◆ STATED EXERCISE:
Repeat every entry word for word, but leave the images out of your copy.

□ □ □ □ □

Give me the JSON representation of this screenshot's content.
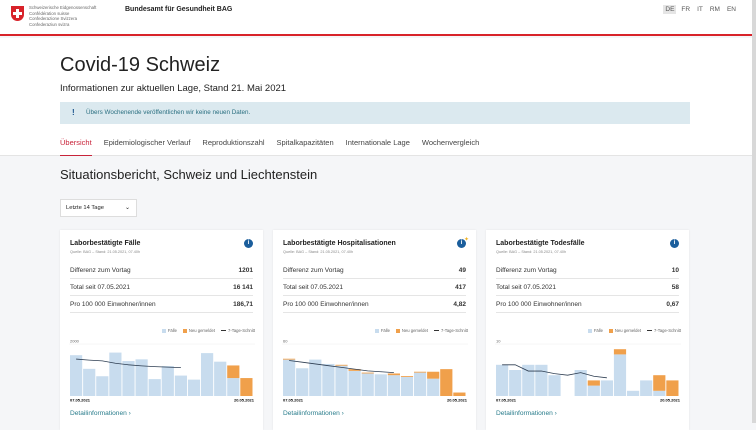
{
  "header": {
    "confederation": [
      "Schweizerische Eidgenossenschaft",
      "Confédération suisse",
      "Confederazione Svizzera",
      "Confederaziun svizra"
    ],
    "agency": "Bundesamt für Gesundheit BAG",
    "languages": [
      "DE",
      "FR",
      "IT",
      "RM",
      "EN"
    ],
    "active_language": "DE"
  },
  "page": {
    "title": "Covid-19 Schweiz",
    "subtitle": "Informationen zur aktuellen Lage, Stand 21. Mai 2021",
    "notice": "Übers Wochenende veröffentlichen wir keine neuen Daten.",
    "notice_icon": "!"
  },
  "tabs": [
    "Übersicht",
    "Epidemiologischer Verlauf",
    "Reproduktionszahl",
    "Spitalkapazitäten",
    "Internationale Lage",
    "Wochenvergleich"
  ],
  "section": {
    "title": "Situationsbericht, Schweiz und Liechtenstein",
    "period_select": "Letzte 14 Tage"
  },
  "legend": {
    "cases": "Fälle",
    "new": "Neu gemeldet",
    "avg": "7-Tage-Schnitt"
  },
  "colors": {
    "bar": "#c8dcee",
    "new": "#f0a04b",
    "avg": "#2e3e52",
    "accent": "#c8243a",
    "link": "#2a7d8c"
  },
  "cards": [
    {
      "title": "Laborbestätigte Fälle",
      "source": "Quelle: BAG – Stand: 21.05.2021, 07.40h",
      "icon": "info-icon",
      "rows": [
        {
          "label": "Differenz zum Vortag",
          "value": "1201"
        },
        {
          "label": "Total seit 07.05.2021",
          "value": "16 141"
        },
        {
          "label": "Pro 100 000 Einwohner/innen",
          "value": "186,71"
        }
      ],
      "ymax_label": "2000",
      "ymax": 2000,
      "x_start": "07.05.2021",
      "x_end": "20.05.2021",
      "reported": [
        1570,
        1045,
        760,
        1670,
        1345,
        1410,
        650,
        1150,
        785,
        630,
        1650,
        1320,
        690,
        0
      ],
      "new": [
        0,
        0,
        0,
        0,
        0,
        0,
        0,
        0,
        0,
        0,
        0,
        0,
        485,
        690
      ],
      "avg": [
        1420,
        1380,
        1350,
        1260,
        1200,
        1160,
        1130,
        1110,
        1090
      ],
      "link": "Detailinformationen"
    },
    {
      "title": "Laborbestätigte Hospitalisationen",
      "source": "Quelle: BAG – Stand: 21.05.2021, 07.40h",
      "icon": "info-new-icon",
      "rows": [
        {
          "label": "Differenz zum Vortag",
          "value": "49"
        },
        {
          "label": "Total seit 07.05.2021",
          "value": "417"
        },
        {
          "label": "Pro 100 000 Einwohner/innen",
          "value": "4,82"
        }
      ],
      "ymax_label": "60",
      "ymax": 60,
      "x_start": "07.05.2021",
      "x_end": "20.05.2021",
      "reported": [
        42,
        32,
        42,
        37,
        35,
        29,
        26,
        25,
        24,
        22,
        27,
        20,
        0,
        0
      ],
      "new": [
        1,
        0,
        0,
        0,
        1,
        2,
        1,
        0,
        2,
        1,
        1,
        8,
        31,
        4
      ],
      "avg": [
        41,
        39,
        37,
        35,
        33,
        31,
        29,
        28,
        27
      ],
      "link": "Detailinformationen"
    },
    {
      "title": "Laborbestätigte Todesfälle",
      "source": "Quelle: BAG – Stand: 21.05.2021, 07.40h",
      "icon": "info-icon",
      "rows": [
        {
          "label": "Differenz zum Vortag",
          "value": "10"
        },
        {
          "label": "Total seit 07.05.2021",
          "value": "58"
        },
        {
          "label": "Pro 100 000 Einwohner/innen",
          "value": "0,67"
        }
      ],
      "ymax_label": "10",
      "ymax": 10,
      "x_start": "07.05.2021",
      "x_end": "20.05.2021",
      "reported": [
        6,
        5,
        6,
        6,
        4,
        0,
        5,
        2,
        3,
        8,
        1,
        3,
        1,
        0
      ],
      "new": [
        0,
        0,
        0,
        0,
        0,
        0,
        0,
        1,
        0,
        1,
        0,
        0,
        3,
        3
      ],
      "avg": [
        6,
        6,
        4.8,
        4.8,
        4.3,
        4,
        4.5,
        3.8,
        3.5
      ],
      "link": "Detailinformationen"
    }
  ]
}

□ □ □ □ □

◆ ANSWER FOR THE TASK:
Give me the JSON representation of this screenshot's content.
{
  "header": {
    "confederation": [
      "Schweizerische Eidgenossenschaft",
      "Confédération suisse",
      "Confederazione Svizzera",
      "Confederaziun svizra"
    ],
    "agency": "Bundesamt für Gesundheit BAG",
    "languages": [
      "DE",
      "FR",
      "IT",
      "RM",
      "EN"
    ],
    "active_language": "DE"
  },
  "page": {
    "title": "Covid-19 Schweiz",
    "subtitle": "Informationen zur aktuellen Lage, Stand 21. Mai 2021",
    "notice": "Übers Wochenende veröffentlichen wir keine neuen Daten.",
    "notice_icon": "!"
  },
  "tabs": [
    "Übersicht",
    "Epidemiologischer Verlauf",
    "Reproduktionszahl",
    "Spitalkapazitäten",
    "Internationale Lage",
    "Wochenvergleich"
  ],
  "section": {
    "title": "Situationsbericht, Schweiz und Liechtenstein",
    "period_select": "Letzte 14 Tage"
  },
  "legend": {
    "cases": "Fälle",
    "new": "Neu gemeldet",
    "avg": "7-Tage-Schnitt"
  },
  "colors": {
    "bar": "#c8dcee",
    "new": "#f0a04b",
    "avg": "#2e3e52",
    "accent": "#c8243a",
    "link": "#2a7d8c"
  },
  "cards": [
    {
      "title": "Laborbestätigte Fälle",
      "source": "Quelle: BAG – Stand: 21.05.2021, 07.40h",
      "icon": "info-icon",
      "rows": [
        {
          "label": "Differenz zum Vortag",
          "value": "1201"
        },
        {
          "label": "Total seit 07.05.2021",
          "value": "16 141"
        },
        {
          "label": "Pro 100 000 Einwohner/innen",
          "value": "186,71"
        }
      ],
      "ymax_label": "2000",
      "ymax": 2000,
      "x_start": "07.05.2021",
      "x_end": "20.05.2021",
      "reported": [
        1570,
        1045,
        760,
        1670,
        1345,
        1410,
        650,
        1150,
        785,
        630,
        1650,
        1320,
        690,
        0
      ],
      "new": [
        0,
        0,
        0,
        0,
        0,
        0,
        0,
        0,
        0,
        0,
        0,
        0,
        485,
        690
      ],
      "avg": [
        1420,
        1380,
        1350,
        1260,
        1200,
        1160,
        1130,
        1110,
        1090
      ],
      "link": "Detailinformationen"
    },
    {
      "title": "Laborbestätigte Hospitalisationen",
      "source": "Quelle: BAG – Stand: 21.05.2021, 07.40h",
      "icon": "info-new-icon",
      "rows": [
        {
          "label": "Differenz zum Vortag",
          "value": "49"
        },
        {
          "label": "Total seit 07.05.2021",
          "value": "417"
        },
        {
          "label": "Pro 100 000 Einwohner/innen",
          "value": "4,82"
        }
      ],
      "ymax_label": "60",
      "ymax": 60,
      "x_start": "07.05.2021",
      "x_end": "20.05.2021",
      "reported": [
        42,
        32,
        42,
        37,
        35,
        29,
        26,
        25,
        24,
        22,
        27,
        20,
        0,
        0
      ],
      "new": [
        1,
        0,
        0,
        0,
        1,
        2,
        1,
        0,
        2,
        1,
        1,
        8,
        31,
        4
      ],
      "avg": [
        41,
        39,
        37,
        35,
        33,
        31,
        29,
        28,
        27
      ],
      "link": "Detailinformationen"
    },
    {
      "title": "Laborbestätigte Todesfälle",
      "source": "Quelle: BAG – Stand: 21.05.2021, 07.40h",
      "icon": "info-icon",
      "rows": [
        {
          "label": "Differenz zum Vortag",
          "value": "10"
        },
        {
          "label": "Total seit 07.05.2021",
          "value": "58"
        },
        {
          "label": "Pro 100 000 Einwohner/innen",
          "value": "0,67"
        }
      ],
      "ymax_label": "10",
      "ymax": 10,
      "x_start": "07.05.2021",
      "x_end": "20.05.2021",
      "reported": [
        6,
        5,
        6,
        6,
        4,
        0,
        5,
        2,
        3,
        8,
        1,
        3,
        1,
        0
      ],
      "new": [
        0,
        0,
        0,
        0,
        0,
        0,
        0,
        1,
        0,
        1,
        0,
        0,
        3,
        3
      ],
      "avg": [
        6,
        6,
        4.8,
        4.8,
        4.3,
        4,
        4.5,
        3.8,
        3.5
      ],
      "link": "Detailinformationen"
    }
  ]
}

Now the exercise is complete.